(Dataset items)
==*==

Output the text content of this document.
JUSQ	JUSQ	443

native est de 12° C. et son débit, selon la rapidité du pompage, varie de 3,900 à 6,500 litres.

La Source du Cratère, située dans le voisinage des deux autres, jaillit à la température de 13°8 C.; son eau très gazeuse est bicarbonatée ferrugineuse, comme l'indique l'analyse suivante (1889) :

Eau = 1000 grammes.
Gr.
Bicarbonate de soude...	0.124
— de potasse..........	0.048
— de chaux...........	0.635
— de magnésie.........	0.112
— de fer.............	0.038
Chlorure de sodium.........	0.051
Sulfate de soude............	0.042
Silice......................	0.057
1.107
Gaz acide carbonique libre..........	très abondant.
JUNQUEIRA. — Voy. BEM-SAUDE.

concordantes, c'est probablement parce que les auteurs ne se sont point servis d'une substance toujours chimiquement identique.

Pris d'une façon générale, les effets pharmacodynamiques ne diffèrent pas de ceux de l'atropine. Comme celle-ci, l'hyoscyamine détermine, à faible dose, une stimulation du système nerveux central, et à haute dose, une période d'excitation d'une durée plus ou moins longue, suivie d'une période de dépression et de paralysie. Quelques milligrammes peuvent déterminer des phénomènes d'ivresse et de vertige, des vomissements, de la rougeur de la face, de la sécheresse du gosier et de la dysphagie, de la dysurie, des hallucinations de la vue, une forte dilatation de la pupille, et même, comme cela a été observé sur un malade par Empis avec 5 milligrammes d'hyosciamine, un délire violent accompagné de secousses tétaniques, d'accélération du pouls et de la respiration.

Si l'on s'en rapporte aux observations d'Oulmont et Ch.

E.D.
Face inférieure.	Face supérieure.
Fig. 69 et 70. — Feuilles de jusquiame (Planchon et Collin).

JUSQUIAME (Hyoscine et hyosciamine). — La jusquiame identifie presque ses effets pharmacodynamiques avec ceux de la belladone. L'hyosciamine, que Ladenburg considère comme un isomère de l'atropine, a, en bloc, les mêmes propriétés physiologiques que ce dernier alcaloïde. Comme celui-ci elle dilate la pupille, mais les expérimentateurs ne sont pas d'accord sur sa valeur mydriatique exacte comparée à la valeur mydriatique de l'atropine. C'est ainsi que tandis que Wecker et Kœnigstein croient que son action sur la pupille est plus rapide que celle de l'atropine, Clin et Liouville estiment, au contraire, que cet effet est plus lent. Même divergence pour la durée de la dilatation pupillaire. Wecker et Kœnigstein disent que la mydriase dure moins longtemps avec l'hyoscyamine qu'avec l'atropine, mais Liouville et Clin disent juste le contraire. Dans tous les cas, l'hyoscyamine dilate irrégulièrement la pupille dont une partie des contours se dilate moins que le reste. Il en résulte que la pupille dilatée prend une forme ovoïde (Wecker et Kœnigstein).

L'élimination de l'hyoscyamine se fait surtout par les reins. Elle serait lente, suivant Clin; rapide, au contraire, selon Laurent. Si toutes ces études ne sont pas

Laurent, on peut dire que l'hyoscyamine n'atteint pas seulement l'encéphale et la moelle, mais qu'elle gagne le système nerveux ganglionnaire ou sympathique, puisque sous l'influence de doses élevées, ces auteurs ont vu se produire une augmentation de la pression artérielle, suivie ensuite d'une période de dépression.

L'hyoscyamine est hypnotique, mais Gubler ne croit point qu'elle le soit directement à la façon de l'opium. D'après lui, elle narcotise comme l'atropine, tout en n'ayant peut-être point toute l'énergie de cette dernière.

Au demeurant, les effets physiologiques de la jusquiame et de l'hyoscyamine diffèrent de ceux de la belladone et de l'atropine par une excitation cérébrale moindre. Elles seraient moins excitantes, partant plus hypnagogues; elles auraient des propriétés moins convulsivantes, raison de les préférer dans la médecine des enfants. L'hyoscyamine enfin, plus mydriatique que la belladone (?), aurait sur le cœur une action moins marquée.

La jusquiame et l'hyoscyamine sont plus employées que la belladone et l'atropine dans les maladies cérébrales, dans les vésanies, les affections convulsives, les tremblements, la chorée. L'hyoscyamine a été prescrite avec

==*==

#### Required work
Each line above is to be repeated exactly.

#### Complete output
Output the text content of this document.
JUSQ	JUSQ	443

native est de 12° C. et son débit, selon la rapidité du pompage, varie de 3,900 à 6,500 litres.

La Source du Cratère, située dans le voisinage des deux autres, jaillit à la température de 13°8 C.; son eau très gazeuse est bicarbonatée ferrugineuse, comme l'indique l'analyse suivante (1889) :

Eau = 1000 grammes.
Gr.
Bicarbonate de soude...	0.124
— de potasse..........	0.048
— de chaux...........	0.635
— de magnésie.........	0.112
— de fer.............	0.038
Chlorure de sodium.........	0.051
Sulfate de soude............	0.042
Silice......................	0.057
1.107
Gaz acide carbonique libre..........	très abondant.
JUNQUEIRA. — Voy. BEM-SAUDE.

concordantes, c'est probablement parce que les auteurs ne se sont point servis d'une substance toujours chimiquement identique.

Pris d'une façon générale, les effets pharmacodynamiques ne diffèrent pas de ceux de l'atropine. Comme celle-ci, l'hyoscyamine détermine, à faible dose, une stimulation du système nerveux central, et à haute dose, une période d'excitation d'une durée plus ou moins longue, suivie d'une période de dépression et de paralysie. Quelques milligrammes peuvent déterminer des phénomènes d'ivresse et de vertige, des vomissements, de la rougeur de la face, de la sécheresse du gosier et de la dysphagie, de la dysurie, des hallucinations de la vue, une forte dilatation de la pupille, et même, comme cela a été observé sur un malade par Empis avec 5 milligrammes d'hyosciamine, un délire violent accompagné de secousses tétaniques, d'accélération du pouls et de la respiration.

Si l'on s'en rapporte aux observations d'Oulmont et Ch.

E.D.
Face inférieure.	Face supérieure.
Fig. 69 et 70. — Feuilles de jusquiame (Planchon et Collin).

JUSQUIAME (Hyoscine et hyosciamine). — La jusquiame identifie presque ses effets pharmacodynamiques avec ceux de la belladone. L'hyosciamine, que Ladenburg considère comme un isomère de l'atropine, a, en bloc, les mêmes propriétés physiologiques que ce dernier alcaloïde. Comme celui-ci elle dilate la pupille, mais les expérimentateurs ne sont pas d'accord sur sa valeur mydriatique exacte comparée à la valeur mydriatique de l'atropine. C'est ainsi que tandis que Wecker et Kœnigstein croient que son action sur la pupille est plus rapide que celle de l'atropine, Clin et Liouville estiment, au contraire, que cet effet est plus lent. Même divergence pour la durée de la dilatation pupillaire. Wecker et Kœnigstein disent que la mydriase dure moins longtemps avec l'hyoscyamine qu'avec l'atropine, mais Liouville et Clin disent juste le contraire. Dans tous les cas, l'hyoscyamine dilate irrégulièrement la pupille dont une partie des contours se dilate moins que le reste. Il en résulte que la pupille dilatée prend une forme ovoïde (Wecker et Kœnigstein).

L'élimination de l'hyoscyamine se fait surtout par les reins. Elle serait lente, suivant Clin; rapide, au contraire, selon Laurent. Si toutes ces études ne sont pas

Laurent, on peut dire que l'hyoscyamine n'atteint pas seulement l'encéphale et la moelle, mais qu'elle gagne le système nerveux ganglionnaire ou sympathique, puisque sous l'influence de doses élevées, ces auteurs ont vu se produire une augmentation de la pression artérielle, suivie ensuite d'une période de dépression.

L'hyoscyamine est hypnotique, mais Gubler ne croit point qu'elle le soit directement à la façon de l'opium. D'après lui, elle narcotise comme l'atropine, tout en n'ayant peut-être point toute l'énergie de cette dernière.

Au demeurant, les effets physiologiques de la jusquiame et de l'hyoscyamine diffèrent de ceux de la belladone et de l'atropine par une excitation cérébrale moindre. Elles seraient moins excitantes, partant plus hypnagogues; elles auraient des propriétés moins convulsivantes, raison de les préférer dans la médecine des enfants. L'hyoscyamine enfin, plus mydriatique que la belladone (?), aurait sur le cœur une action moins marquée.

La jusquiame et l'hyoscyamine sont plus employées que la belladone et l'atropine dans les maladies cérébrales, dans les vésanies, les affections convulsives, les tremblements, la chorée. L'hyoscyamine a été prescrite avec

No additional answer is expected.